### Records
# # # # #

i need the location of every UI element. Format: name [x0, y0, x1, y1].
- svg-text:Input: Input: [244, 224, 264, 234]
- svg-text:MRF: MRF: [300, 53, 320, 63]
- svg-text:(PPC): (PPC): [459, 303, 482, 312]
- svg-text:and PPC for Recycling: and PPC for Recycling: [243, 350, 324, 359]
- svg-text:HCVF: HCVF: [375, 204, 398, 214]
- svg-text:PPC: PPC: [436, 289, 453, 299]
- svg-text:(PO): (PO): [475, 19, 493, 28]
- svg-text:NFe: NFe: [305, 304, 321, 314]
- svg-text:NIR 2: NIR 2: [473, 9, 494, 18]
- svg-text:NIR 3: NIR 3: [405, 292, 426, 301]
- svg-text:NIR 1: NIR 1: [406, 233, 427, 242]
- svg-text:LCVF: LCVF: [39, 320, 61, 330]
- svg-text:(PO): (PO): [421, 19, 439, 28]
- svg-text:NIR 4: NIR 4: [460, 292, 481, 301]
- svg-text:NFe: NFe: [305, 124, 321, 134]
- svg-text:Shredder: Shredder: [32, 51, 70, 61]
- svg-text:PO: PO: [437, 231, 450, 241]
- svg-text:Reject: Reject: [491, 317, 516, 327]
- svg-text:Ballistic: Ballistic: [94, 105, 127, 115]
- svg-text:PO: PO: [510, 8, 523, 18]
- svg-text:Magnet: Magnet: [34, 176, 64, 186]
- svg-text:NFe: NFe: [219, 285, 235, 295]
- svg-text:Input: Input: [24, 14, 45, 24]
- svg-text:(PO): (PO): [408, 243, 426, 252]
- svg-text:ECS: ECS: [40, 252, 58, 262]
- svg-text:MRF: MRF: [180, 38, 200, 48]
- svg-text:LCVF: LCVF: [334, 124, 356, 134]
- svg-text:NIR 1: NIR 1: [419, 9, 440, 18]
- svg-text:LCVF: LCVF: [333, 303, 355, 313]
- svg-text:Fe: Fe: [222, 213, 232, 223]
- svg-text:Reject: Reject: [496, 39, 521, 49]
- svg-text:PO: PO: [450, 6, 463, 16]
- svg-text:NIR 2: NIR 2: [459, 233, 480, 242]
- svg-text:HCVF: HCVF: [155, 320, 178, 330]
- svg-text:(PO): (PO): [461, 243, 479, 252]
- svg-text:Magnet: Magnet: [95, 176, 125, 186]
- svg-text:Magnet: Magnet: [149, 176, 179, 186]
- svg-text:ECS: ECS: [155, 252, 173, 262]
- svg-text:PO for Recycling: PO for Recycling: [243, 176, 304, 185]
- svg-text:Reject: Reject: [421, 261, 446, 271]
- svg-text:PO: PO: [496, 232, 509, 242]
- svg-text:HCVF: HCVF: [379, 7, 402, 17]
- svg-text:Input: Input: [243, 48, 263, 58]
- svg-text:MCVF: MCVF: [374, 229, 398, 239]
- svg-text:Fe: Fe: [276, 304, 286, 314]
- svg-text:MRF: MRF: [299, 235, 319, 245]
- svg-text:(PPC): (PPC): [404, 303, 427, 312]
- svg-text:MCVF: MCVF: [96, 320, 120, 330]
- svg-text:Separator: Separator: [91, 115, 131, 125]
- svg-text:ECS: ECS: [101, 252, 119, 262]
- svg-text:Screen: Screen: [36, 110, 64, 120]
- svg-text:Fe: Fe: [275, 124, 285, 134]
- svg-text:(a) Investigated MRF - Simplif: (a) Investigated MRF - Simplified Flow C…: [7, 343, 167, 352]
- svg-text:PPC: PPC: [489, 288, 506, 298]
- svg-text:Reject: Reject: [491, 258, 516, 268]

# # # # #

### Exercise prompt
Could you recast the lines from the first one through the one with "- svg-text:NFe: NFe: [305, 124, 321, 134]", inclusive, as a Markdown table with columns No. and Text, skipping any blank lines?

### Solution for this exercise
| No. | Text |
|---|---|
| 1 | i need the location of every UI element. Format: name [x0, y0, x1, y1]. |
| 2 | - svg-text:Input: Input: [244, 224, 264, 234] |
| 3 | - svg-text:MRF: MRF: [300, 53, 320, 63] |
| 4 | - svg-text:(PPC): (PPC): [459, 303, 482, 312] |
| 5 | - svg-text:and PPC for Recycling: and PPC for Recycling: [243, 350, 324, 359] |
| 6 | - svg-text:HCVF: HCVF: [375, 204, 398, 214] |
| 7 | - svg-text:PPC: PPC: [436, 289, 453, 299] |
| 8 | - svg-text:(PO): (PO): [475, 19, 493, 28] |
| 9 | - svg-text:NFe: NFe: [305, 304, 321, 314] |
| 10 | - svg-text:NIR 2: NIR 2: [473, 9, 494, 18] |
| 11 | - svg-text:NIR 3: NIR 3: [405, 292, 426, 301] |
| 12 | - svg-text:NIR 1: NIR 1: [406, 233, 427, 242] |
| 13 | - svg-text:LCVF: LCVF: [39, 320, 61, 330] |
| 14 | - svg-text:(PO): (PO): [421, 19, 439, 28] |
| 15 | - svg-text:NIR 4: NIR 4: [460, 292, 481, 301] |
| 16 | - svg-text:NFe: NFe: [305, 124, 321, 134] |